____ PROVIDED DATA

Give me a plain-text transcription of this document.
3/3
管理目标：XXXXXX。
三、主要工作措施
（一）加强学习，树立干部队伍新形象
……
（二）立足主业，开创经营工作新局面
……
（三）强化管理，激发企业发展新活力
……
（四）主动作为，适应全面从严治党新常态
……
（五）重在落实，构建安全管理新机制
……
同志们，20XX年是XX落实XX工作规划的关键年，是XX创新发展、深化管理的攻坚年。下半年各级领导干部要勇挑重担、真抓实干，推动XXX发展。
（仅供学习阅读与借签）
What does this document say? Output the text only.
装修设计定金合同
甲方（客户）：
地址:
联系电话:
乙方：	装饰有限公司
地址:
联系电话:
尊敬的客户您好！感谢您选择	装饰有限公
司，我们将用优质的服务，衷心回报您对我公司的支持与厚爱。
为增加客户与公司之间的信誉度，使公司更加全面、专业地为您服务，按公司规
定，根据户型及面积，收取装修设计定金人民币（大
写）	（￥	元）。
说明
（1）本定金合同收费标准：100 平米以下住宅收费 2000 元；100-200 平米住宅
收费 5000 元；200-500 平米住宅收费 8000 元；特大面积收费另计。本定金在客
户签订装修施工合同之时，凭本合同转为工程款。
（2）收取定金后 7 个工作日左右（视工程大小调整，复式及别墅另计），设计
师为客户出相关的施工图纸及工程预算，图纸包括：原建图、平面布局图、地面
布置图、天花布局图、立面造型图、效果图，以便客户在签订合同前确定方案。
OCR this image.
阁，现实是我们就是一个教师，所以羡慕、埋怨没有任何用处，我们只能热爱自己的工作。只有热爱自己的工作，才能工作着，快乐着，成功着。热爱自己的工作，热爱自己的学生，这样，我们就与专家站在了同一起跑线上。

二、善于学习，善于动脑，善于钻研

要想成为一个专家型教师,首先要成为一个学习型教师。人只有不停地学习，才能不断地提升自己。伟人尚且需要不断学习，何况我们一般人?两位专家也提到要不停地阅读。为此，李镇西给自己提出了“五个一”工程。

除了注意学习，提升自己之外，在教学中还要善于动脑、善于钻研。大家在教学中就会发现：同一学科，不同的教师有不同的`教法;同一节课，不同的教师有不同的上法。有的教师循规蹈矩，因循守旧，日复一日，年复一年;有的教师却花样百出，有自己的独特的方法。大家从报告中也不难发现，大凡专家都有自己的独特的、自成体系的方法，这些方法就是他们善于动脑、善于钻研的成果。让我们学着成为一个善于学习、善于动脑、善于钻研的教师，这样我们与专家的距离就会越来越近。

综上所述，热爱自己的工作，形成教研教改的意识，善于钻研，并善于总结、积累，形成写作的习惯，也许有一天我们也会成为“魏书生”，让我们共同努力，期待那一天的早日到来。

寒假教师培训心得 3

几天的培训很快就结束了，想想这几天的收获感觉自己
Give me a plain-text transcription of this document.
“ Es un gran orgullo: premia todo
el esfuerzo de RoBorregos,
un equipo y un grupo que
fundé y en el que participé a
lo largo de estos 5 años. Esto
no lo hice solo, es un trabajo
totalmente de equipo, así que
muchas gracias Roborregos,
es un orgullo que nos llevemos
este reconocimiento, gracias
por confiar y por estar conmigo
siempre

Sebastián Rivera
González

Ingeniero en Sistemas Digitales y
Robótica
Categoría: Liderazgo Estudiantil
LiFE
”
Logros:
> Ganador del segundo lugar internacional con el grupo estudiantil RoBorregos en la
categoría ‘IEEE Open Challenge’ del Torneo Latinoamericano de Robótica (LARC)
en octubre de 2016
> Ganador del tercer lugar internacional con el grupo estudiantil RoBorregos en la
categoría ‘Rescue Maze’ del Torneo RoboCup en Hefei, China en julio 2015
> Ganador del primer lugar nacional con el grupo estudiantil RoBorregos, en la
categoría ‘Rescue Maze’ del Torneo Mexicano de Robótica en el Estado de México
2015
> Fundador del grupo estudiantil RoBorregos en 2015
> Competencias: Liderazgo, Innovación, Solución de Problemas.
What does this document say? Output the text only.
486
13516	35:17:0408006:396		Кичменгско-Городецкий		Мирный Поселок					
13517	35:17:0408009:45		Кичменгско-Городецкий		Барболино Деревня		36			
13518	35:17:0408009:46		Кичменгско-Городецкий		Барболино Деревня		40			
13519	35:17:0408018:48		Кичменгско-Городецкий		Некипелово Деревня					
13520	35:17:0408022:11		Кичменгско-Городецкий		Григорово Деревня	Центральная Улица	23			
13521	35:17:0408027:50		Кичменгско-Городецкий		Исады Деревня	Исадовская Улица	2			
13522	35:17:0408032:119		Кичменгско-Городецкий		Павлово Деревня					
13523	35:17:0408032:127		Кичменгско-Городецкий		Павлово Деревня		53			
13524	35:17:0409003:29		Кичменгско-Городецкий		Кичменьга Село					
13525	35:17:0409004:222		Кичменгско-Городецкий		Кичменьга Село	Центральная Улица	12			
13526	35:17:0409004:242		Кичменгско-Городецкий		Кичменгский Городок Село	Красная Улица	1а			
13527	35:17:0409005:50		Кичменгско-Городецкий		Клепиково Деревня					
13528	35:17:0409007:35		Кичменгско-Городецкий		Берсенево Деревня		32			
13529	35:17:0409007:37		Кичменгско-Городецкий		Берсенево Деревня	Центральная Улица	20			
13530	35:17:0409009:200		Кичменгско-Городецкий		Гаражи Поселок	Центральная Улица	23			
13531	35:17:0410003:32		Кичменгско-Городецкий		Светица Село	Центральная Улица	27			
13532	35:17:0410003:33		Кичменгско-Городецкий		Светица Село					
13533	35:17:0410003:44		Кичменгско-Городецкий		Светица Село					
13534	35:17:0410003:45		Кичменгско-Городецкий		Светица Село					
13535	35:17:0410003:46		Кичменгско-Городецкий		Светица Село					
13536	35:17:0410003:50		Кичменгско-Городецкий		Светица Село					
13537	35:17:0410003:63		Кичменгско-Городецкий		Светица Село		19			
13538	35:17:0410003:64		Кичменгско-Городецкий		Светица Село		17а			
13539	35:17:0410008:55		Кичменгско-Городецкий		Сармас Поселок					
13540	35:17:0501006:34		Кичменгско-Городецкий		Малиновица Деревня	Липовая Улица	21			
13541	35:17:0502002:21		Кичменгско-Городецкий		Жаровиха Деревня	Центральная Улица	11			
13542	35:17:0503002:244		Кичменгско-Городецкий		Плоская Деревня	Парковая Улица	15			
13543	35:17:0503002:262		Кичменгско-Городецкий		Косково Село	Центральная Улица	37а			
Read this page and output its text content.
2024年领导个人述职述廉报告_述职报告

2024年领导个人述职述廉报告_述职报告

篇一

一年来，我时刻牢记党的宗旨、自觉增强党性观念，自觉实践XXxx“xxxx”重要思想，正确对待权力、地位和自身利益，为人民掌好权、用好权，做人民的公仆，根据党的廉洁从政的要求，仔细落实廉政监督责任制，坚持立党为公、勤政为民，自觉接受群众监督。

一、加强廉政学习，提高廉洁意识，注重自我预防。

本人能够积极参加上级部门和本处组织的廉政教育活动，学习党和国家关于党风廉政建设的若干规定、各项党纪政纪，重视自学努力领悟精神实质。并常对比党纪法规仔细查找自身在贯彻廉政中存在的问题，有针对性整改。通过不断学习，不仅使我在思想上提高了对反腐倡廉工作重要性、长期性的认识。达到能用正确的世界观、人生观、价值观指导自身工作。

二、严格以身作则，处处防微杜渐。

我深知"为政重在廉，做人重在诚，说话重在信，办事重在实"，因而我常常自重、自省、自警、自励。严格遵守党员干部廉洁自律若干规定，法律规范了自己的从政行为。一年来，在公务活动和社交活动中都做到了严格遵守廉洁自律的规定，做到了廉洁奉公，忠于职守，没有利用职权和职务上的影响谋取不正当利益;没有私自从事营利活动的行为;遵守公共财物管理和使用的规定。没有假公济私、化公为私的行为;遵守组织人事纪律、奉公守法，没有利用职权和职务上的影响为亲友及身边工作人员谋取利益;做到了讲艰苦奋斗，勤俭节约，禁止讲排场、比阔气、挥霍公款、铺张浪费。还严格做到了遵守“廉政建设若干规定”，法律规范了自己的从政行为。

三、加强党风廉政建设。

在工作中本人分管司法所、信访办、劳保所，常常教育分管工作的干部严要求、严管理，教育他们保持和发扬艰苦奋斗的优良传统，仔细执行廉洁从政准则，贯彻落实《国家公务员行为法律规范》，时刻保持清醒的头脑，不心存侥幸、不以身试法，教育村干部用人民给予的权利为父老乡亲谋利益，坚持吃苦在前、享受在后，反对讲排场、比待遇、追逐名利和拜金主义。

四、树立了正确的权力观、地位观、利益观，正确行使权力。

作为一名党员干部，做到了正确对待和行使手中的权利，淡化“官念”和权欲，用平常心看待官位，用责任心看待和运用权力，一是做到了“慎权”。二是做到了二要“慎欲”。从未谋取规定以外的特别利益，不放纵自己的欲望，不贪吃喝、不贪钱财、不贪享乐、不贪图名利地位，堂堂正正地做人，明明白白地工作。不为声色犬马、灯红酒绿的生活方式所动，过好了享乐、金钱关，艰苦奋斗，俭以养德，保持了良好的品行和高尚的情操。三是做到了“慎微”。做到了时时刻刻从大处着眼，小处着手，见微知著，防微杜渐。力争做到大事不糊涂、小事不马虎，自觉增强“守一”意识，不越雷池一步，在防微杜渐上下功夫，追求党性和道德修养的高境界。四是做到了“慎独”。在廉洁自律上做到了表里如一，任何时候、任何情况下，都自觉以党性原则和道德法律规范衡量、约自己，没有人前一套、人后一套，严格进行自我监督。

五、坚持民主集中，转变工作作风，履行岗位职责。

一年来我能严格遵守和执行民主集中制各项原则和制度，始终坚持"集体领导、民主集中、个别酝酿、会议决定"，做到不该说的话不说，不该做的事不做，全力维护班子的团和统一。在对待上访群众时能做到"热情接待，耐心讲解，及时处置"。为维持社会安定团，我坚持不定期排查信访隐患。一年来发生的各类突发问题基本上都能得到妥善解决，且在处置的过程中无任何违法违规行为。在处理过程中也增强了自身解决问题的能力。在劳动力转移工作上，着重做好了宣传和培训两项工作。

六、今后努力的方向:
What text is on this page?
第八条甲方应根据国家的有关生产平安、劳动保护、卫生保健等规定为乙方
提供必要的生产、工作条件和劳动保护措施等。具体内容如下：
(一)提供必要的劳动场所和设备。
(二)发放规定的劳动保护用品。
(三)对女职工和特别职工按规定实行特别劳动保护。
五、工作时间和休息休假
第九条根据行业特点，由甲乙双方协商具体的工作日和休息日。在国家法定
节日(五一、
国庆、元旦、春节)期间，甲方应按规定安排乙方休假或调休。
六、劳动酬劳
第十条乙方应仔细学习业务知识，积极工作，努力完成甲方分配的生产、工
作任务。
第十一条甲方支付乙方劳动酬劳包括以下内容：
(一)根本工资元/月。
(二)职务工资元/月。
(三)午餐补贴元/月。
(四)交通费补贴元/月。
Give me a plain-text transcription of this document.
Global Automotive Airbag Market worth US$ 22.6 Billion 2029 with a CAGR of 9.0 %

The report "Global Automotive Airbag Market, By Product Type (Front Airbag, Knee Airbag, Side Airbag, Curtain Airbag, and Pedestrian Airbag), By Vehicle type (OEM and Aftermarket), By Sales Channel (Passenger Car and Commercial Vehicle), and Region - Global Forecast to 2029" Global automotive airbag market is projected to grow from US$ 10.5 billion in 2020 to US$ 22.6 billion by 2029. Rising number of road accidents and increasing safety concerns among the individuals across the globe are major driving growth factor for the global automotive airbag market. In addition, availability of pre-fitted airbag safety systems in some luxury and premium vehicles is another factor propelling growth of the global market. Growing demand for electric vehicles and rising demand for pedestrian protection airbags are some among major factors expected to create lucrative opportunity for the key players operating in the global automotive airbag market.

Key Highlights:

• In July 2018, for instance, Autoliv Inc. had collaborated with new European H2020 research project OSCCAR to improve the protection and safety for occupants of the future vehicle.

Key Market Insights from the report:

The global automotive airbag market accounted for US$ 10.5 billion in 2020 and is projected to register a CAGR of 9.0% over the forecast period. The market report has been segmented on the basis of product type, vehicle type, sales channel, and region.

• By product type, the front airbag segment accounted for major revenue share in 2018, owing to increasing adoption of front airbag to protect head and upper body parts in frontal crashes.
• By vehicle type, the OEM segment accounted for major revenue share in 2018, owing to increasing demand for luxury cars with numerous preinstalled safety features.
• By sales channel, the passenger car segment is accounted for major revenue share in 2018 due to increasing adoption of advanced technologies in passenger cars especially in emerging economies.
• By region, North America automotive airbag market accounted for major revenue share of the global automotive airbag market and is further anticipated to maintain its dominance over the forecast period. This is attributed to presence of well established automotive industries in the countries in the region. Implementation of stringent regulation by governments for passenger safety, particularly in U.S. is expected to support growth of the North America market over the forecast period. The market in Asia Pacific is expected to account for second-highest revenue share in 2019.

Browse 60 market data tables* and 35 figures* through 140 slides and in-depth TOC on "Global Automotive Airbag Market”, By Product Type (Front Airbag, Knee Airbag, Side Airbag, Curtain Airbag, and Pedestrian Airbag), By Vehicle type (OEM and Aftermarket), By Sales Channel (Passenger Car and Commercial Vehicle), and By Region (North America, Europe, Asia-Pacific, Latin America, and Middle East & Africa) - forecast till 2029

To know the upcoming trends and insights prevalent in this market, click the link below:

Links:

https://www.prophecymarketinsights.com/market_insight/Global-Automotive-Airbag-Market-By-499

________

▸ **GIVEN REQUEST**: Tell how many lines in the records above contain "Pacific", giving the number and no other words.

▸ **WRITTEN RESPONSE**: 2